* **TASK GOAL**
Every line of the data below is to be written out again exactly.

Transcribed page data:
══════════
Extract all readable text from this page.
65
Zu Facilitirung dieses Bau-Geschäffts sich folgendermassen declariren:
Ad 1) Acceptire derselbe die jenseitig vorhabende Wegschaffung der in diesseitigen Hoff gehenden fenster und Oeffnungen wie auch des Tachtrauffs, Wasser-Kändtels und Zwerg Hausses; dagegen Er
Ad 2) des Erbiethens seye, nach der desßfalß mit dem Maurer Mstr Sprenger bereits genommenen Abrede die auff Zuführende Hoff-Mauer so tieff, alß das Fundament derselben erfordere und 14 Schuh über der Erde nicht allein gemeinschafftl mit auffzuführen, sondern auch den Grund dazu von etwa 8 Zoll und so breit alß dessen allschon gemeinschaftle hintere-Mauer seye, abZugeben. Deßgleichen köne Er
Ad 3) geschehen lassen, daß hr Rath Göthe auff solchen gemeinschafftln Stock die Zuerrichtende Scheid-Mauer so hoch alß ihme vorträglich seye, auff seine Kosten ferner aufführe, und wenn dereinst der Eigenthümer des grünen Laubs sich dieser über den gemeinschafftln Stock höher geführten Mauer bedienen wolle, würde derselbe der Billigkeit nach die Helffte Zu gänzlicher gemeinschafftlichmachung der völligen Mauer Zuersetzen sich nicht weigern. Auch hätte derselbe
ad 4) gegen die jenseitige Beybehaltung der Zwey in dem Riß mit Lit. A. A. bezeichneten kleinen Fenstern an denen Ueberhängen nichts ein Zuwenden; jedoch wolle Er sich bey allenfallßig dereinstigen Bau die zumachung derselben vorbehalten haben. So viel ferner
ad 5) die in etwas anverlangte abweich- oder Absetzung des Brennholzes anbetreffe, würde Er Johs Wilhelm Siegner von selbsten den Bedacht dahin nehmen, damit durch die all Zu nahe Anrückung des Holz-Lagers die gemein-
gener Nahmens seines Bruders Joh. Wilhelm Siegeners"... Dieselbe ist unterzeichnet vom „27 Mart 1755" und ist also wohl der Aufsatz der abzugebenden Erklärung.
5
══════════
* **RESULT OF THE EXERCISE**
Extract all readable text from this page.
65
Zu Facilitirung dieses Bau-Geschäffts sich folgendermassen declariren:
Ad 1) Acceptire derselbe die jenseitig vorhabende Wegschaffung der in diesseitigen Hoff gehenden fenster und Oeffnungen wie auch des Tachtrauffs, Wasser-Kändtels und Zwerg Hausses; dagegen Er
Ad 2) des Erbiethens seye, nach der desßfalß mit dem Maurer Mstr Sprenger bereits genommenen Abrede die auff Zuführende Hoff-Mauer so tieff, alß das Fundament derselben erfordere und 14 Schuh über der Erde nicht allein gemeinschafftl mit auffzuführen, sondern auch den Grund dazu von etwa 8 Zoll und so breit alß dessen allschon gemeinschaftle hintere-Mauer seye, abZugeben. Deßgleichen köne Er
Ad 3) geschehen lassen, daß hr Rath Göthe auff solchen gemeinschafftln Stock die Zuerrichtende Scheid-Mauer so hoch alß ihme vorträglich seye, auff seine Kosten ferner aufführe, und wenn dereinst der Eigenthümer des grünen Laubs sich dieser über den gemeinschafftln Stock höher geführten Mauer bedienen wolle, würde derselbe der Billigkeit nach die Helffte Zu gänzlicher gemeinschafftlichmachung der völligen Mauer Zuersetzen sich nicht weigern. Auch hätte derselbe
ad 4) gegen die jenseitige Beybehaltung der Zwey in dem Riß mit Lit. A. A. bezeichneten kleinen Fenstern an denen Ueberhängen nichts ein Zuwenden; jedoch wolle Er sich bey allenfallßig dereinstigen Bau die zumachung derselben vorbehalten haben. So viel ferner
ad 5) die in etwas anverlangte abweich- oder Absetzung des Brennholzes anbetreffe, würde Er Johs Wilhelm Siegner von selbsten den Bedacht dahin nehmen, damit durch die all Zu nahe Anrückung des Holz-Lagers die gemein-
gener Nahmens seines Bruders Joh. Wilhelm Siegeners"... Dieselbe ist unterzeichnet vom „27 Mart 1755" und ist also wohl der Aufsatz der abzugebenden Erklärung.
5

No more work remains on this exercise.